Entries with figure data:
[BEGIN]

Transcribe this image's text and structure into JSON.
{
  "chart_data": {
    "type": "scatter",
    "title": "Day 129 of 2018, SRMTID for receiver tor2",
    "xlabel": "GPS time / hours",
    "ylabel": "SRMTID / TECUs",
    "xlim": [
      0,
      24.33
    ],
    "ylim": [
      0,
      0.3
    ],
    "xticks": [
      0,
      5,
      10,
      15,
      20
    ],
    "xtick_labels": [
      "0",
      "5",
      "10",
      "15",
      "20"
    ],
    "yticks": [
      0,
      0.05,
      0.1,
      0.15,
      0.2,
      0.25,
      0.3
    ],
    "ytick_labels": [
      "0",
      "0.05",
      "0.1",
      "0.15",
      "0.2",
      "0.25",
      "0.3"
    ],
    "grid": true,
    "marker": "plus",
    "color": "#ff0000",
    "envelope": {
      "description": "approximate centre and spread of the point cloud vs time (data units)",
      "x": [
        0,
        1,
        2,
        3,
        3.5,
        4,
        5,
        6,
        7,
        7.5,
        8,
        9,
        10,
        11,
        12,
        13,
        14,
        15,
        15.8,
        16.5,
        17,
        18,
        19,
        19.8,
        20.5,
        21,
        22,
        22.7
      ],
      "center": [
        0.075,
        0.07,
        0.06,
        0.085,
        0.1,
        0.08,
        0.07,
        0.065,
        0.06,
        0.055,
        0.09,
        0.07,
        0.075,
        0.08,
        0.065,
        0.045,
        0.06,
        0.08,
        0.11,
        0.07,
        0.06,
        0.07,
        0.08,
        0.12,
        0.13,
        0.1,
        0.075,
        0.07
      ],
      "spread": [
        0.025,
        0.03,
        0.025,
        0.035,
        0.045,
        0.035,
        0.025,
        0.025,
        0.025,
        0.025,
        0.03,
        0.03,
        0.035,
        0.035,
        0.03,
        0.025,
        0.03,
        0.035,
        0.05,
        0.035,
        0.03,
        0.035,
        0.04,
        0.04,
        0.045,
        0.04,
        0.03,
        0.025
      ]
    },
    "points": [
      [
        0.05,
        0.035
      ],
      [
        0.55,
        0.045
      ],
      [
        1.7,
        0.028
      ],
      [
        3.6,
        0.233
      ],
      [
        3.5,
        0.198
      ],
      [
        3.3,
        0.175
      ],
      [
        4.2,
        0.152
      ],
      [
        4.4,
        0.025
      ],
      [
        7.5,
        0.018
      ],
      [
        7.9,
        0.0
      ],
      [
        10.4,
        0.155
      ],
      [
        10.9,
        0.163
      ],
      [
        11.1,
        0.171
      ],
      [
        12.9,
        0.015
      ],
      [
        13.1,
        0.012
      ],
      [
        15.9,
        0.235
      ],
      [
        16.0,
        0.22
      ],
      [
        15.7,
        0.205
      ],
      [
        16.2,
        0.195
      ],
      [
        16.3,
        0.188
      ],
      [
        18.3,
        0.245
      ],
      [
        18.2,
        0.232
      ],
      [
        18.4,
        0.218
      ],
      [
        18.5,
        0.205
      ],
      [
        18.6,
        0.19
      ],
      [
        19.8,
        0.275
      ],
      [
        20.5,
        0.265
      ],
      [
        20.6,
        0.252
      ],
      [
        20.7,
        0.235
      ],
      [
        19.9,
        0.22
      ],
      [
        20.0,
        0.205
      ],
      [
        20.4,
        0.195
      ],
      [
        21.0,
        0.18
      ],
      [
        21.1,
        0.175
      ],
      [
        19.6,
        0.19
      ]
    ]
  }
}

[END]

# What the exercise asks:
Copy out every entry again, exactly as it was given.

# Complete answer:
Transcribe this image's text and structure into JSON.
{
  "chart_data": {
    "type": "scatter",
    "title": "Day 129 of 2018, SRMTID for receiver tor2",
    "xlabel": "GPS time / hours",
    "ylabel": "SRMTID / TECUs",
    "xlim": [
      0,
      24.33
    ],
    "ylim": [
      0,
      0.3
    ],
    "xticks": [
      0,
      5,
      10,
      15,
      20
    ],
    "xtick_labels": [
      "0",
      "5",
      "10",
      "15",
      "20"
    ],
    "yticks": [
      0,
      0.05,
      0.1,
      0.15,
      0.2,
      0.25,
      0.3
    ],
    "ytick_labels": [
      "0",
      "0.05",
      "0.1",
      "0.15",
      "0.2",
      "0.25",
      "0.3"
    ],
    "grid": true,
    "marker": "plus",
    "color": "#ff0000",
    "envelope": {
      "description": "approximate centre and spread of the point cloud vs time (data units)",
      "x": [
        0,
        1,
        2,
        3,
        3.5,
        4,
        5,
        6,
        7,
        7.5,
        8,
        9,
        10,
        11,
        12,
        13,
        14,
        15,
        15.8,
        16.5,
        17,
        18,
        19,
        19.8,
        20.5,
        21,
        22,
        22.7
      ],
      "center": [
        0.075,
        0.07,
        0.06,
        0.085,
        0.1,
        0.08,
        0.07,
        0.065,
        0.06,
        0.055,
        0.09,
        0.07,
        0.075,
        0.08,
        0.065,
        0.045,
        0.06,
        0.08,
        0.11,
        0.07,
        0.06,
        0.07,
        0.08,
        0.12,
        0.13,
        0.1,
        0.075,
        0.07
      ],
      "spread": [
        0.025,
        0.03,
        0.025,
        0.035,
        0.045,
        0.035,
        0.025,
        0.025,
        0.025,
        0.025,
        0.03,
        0.03,
        0.035,
        0.035,
        0.03,
        0.025,
        0.03,
        0.035,
        0.05,
        0.035,
        0.03,
        0.035,
        0.04,
        0.04,
        0.045,
        0.04,
        0.03,
        0.025
      ]
    },
    "points": [
      [
        0.05,
        0.035
      ],
      [
        0.55,
        0.045
      ],
      [
        1.7,
        0.028
      ],
      [
        3.6,
        0.233
      ],
      [
        3.5,
        0.198
      ],
      [
        3.3,
        0.175
      ],
      [
        4.2,
        0.152
      ],
      [
        4.4,
        0.025
      ],
      [
        7.5,
        0.018
      ],
      [
        7.9,
        0.0
      ],
      [
        10.4,
        0.155
      ],
      [
        10.9,
        0.163
      ],
      [
        11.1,
        0.171
      ],
      [
        12.9,
        0.015
      ],
      [
        13.1,
        0.012
      ],
      [
        15.9,
        0.235
      ],
      [
        16.0,
        0.22
      ],
      [
        15.7,
        0.205
      ],
      [
        16.2,
        0.195
      ],
      [
        16.3,
        0.188
      ],
      [
        18.3,
        0.245
      ],
      [
        18.2,
        0.232
      ],
      [
        18.4,
        0.218
      ],
      [
        18.5,
        0.205
      ],
      [
        18.6,
        0.19
      ],
      [
        19.8,
        0.275
      ],
      [
        20.5,
        0.265
      ],
      [
        20.6,
        0.252
      ],
      [
        20.7,
        0.235
      ],
      [
        19.9,
        0.22
      ],
      [
        20.0,
        0.205
      ],
      [
        20.4,
        0.195
      ],
      [
        21.0,
        0.18
      ],
      [
        21.1,
        0.175
      ],
      [
        19.6,
        0.19
      ]
    ]
  }
}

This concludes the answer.